_Given instruction:_ Print the records again, character for character.

_The data:_
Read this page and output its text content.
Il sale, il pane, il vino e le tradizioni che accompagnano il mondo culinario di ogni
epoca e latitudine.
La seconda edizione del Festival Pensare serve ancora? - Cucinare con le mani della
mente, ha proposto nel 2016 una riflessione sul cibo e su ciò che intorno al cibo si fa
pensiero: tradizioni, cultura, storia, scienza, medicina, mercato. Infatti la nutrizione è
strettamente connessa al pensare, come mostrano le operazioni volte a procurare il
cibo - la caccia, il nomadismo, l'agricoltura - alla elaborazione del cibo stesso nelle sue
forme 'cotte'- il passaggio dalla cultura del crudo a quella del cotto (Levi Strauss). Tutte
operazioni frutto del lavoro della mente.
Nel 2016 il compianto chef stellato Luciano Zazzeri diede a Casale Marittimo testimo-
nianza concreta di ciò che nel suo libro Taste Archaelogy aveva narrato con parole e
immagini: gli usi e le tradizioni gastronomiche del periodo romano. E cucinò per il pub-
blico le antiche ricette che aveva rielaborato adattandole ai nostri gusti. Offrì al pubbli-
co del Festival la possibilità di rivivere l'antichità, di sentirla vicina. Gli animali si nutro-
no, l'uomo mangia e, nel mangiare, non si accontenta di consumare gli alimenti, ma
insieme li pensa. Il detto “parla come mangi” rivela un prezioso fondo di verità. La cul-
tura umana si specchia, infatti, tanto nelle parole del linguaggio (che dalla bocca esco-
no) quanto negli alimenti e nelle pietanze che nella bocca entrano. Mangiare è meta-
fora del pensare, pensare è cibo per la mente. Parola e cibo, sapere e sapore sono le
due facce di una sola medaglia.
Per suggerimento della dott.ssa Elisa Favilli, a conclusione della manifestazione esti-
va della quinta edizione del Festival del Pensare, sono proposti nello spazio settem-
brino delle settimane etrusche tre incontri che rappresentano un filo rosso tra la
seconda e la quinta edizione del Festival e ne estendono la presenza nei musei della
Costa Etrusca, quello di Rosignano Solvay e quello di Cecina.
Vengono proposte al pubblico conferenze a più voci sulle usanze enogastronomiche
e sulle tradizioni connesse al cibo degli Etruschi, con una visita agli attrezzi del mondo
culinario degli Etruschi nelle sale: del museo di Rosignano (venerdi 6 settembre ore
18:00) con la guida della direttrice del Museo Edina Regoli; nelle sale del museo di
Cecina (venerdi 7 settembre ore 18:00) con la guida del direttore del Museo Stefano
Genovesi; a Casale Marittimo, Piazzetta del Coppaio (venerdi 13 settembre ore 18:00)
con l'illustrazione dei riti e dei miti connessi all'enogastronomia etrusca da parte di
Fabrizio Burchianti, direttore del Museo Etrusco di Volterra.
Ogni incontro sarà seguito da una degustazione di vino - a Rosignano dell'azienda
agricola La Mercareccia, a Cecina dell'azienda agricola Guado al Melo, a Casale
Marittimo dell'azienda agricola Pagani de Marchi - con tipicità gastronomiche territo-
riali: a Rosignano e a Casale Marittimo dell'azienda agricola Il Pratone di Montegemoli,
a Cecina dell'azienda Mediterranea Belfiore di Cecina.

_Task answer:_
Read this page and output its text content.
Il sale, il pane, il vino e le tradizioni che accompagnano il mondo culinario di ogni
epoca e latitudine.
La seconda edizione del Festival Pensare serve ancora? - Cucinare con le mani della
mente, ha proposto nel 2016 una riflessione sul cibo e su ciò che intorno al cibo si fa
pensiero: tradizioni, cultura, storia, scienza, medicina, mercato. Infatti la nutrizione è
strettamente connessa al pensare, come mostrano le operazioni volte a procurare il
cibo - la caccia, il nomadismo, l'agricoltura - alla elaborazione del cibo stesso nelle sue
forme 'cotte'- il passaggio dalla cultura del crudo a quella del cotto (Levi Strauss). Tutte
operazioni frutto del lavoro della mente.
Nel 2016 il compianto chef stellato Luciano Zazzeri diede a Casale Marittimo testimo-
nianza concreta di ciò che nel suo libro Taste Archaelogy aveva narrato con parole e
immagini: gli usi e le tradizioni gastronomiche del periodo romano. E cucinò per il pub-
blico le antiche ricette che aveva rielaborato adattandole ai nostri gusti. Offrì al pubbli-
co del Festival la possibilità di rivivere l'antichità, di sentirla vicina. Gli animali si nutro-
no, l'uomo mangia e, nel mangiare, non si accontenta di consumare gli alimenti, ma
insieme li pensa. Il detto “parla come mangi” rivela un prezioso fondo di verità. La cul-
tura umana si specchia, infatti, tanto nelle parole del linguaggio (che dalla bocca esco-
no) quanto negli alimenti e nelle pietanze che nella bocca entrano. Mangiare è meta-
fora del pensare, pensare è cibo per la mente. Parola e cibo, sapere e sapore sono le
due facce di una sola medaglia.
Per suggerimento della dott.ssa Elisa Favilli, a conclusione della manifestazione esti-
va della quinta edizione del Festival del Pensare, sono proposti nello spazio settem-
brino delle settimane etrusche tre incontri che rappresentano un filo rosso tra la
seconda e la quinta edizione del Festival e ne estendono la presenza nei musei della
Costa Etrusca, quello di Rosignano Solvay e quello di Cecina.
Vengono proposte al pubblico conferenze a più voci sulle usanze enogastronomiche
e sulle tradizioni connesse al cibo degli Etruschi, con una visita agli attrezzi del mondo
culinario degli Etruschi nelle sale: del museo di Rosignano (venerdi 6 settembre ore
18:00) con la guida della direttrice del Museo Edina Regoli; nelle sale del museo di
Cecina (venerdi 7 settembre ore 18:00) con la guida del direttore del Museo Stefano
Genovesi; a Casale Marittimo, Piazzetta del Coppaio (venerdi 13 settembre ore 18:00)
con l'illustrazione dei riti e dei miti connessi all'enogastronomia etrusca da parte di
Fabrizio Burchianti, direttore del Museo Etrusco di Volterra.
Ogni incontro sarà seguito da una degustazione di vino - a Rosignano dell'azienda
agricola La Mercareccia, a Cecina dell'azienda agricola Guado al Melo, a Casale
Marittimo dell'azienda agricola Pagani de Marchi - con tipicità gastronomiche territo-
riali: a Rosignano e a Casale Marittimo dell'azienda agricola Il Pratone di Montegemoli,
a Cecina dell'azienda Mediterranea Belfiore di Cecina.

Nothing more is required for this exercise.